## GIVEN REQUEST
Transcribe the entries below exactly; leave every image out.
— start RECORDED DATA —
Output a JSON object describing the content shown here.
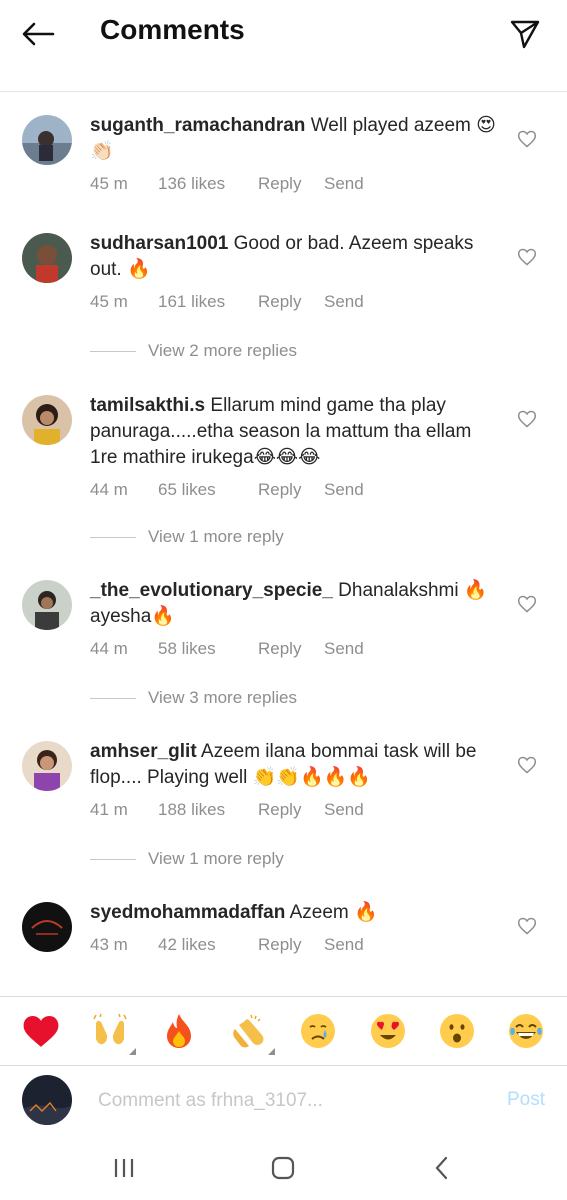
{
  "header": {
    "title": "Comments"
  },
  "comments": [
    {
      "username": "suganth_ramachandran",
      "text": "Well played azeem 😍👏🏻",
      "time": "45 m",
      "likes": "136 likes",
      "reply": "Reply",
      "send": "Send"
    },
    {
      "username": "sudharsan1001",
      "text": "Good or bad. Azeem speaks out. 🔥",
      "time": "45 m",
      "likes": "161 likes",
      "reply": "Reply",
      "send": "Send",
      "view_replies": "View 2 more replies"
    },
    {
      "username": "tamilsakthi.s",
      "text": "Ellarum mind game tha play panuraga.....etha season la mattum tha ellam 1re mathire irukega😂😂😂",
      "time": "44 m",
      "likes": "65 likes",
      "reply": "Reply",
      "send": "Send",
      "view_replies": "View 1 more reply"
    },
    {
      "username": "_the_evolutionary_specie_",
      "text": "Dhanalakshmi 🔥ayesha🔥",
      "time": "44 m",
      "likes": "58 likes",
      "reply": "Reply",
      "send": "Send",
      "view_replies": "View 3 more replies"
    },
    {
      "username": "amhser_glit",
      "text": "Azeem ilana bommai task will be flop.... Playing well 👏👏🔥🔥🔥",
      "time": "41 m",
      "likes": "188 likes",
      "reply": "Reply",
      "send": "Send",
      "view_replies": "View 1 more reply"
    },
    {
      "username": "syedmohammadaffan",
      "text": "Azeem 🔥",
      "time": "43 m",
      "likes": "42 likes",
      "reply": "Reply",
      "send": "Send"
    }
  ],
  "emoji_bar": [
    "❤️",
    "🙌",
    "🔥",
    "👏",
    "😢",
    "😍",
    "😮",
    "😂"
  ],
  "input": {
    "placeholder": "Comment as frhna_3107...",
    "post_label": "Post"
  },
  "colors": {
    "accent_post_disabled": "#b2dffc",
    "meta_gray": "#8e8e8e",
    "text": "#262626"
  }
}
— end RECORDED DATA —
## EXPECTED ANSWER
Output a JSON object describing the content shown here.
{
  "header": {
    "title": "Comments"
  },
  "comments": [
    {
      "username": "suganth_ramachandran",
      "text": "Well played azeem 😍👏🏻",
      "time": "45 m",
      "likes": "136 likes",
      "reply": "Reply",
      "send": "Send"
    },
    {
      "username": "sudharsan1001",
      "text": "Good or bad. Azeem speaks out. 🔥",
      "time": "45 m",
      "likes": "161 likes",
      "reply": "Reply",
      "send": "Send",
      "view_replies": "View 2 more replies"
    },
    {
      "username": "tamilsakthi.s",
      "text": "Ellarum mind game tha play panuraga.....etha season la mattum tha ellam 1re mathire irukega😂😂😂",
      "time": "44 m",
      "likes": "65 likes",
      "reply": "Reply",
      "send": "Send",
      "view_replies": "View 1 more reply"
    },
    {
      "username": "_the_evolutionary_specie_",
      "text": "Dhanalakshmi 🔥ayesha🔥",
      "time": "44 m",
      "likes": "58 likes",
      "reply": "Reply",
      "send": "Send",
      "view_replies": "View 3 more replies"
    },
    {
      "username": "amhser_glit",
      "text": "Azeem ilana bommai task will be flop.... Playing well 👏👏🔥🔥🔥",
      "time": "41 m",
      "likes": "188 likes",
      "reply": "Reply",
      "send": "Send",
      "view_replies": "View 1 more reply"
    },
    {
      "username": "syedmohammadaffan",
      "text": "Azeem 🔥",
      "time": "43 m",
      "likes": "42 likes",
      "reply": "Reply",
      "send": "Send"
    }
  ],
  "emoji_bar": [
    "❤️",
    "🙌",
    "🔥",
    "👏",
    "😢",
    "😍",
    "😮",
    "😂"
  ],
  "input": {
    "placeholder": "Comment as frhna_3107...",
    "post_label": "Post"
  },
  "colors": {
    "accent_post_disabled": "#b2dffc",
    "meta_gray": "#8e8e8e",
    "text": "#262626"
  }
}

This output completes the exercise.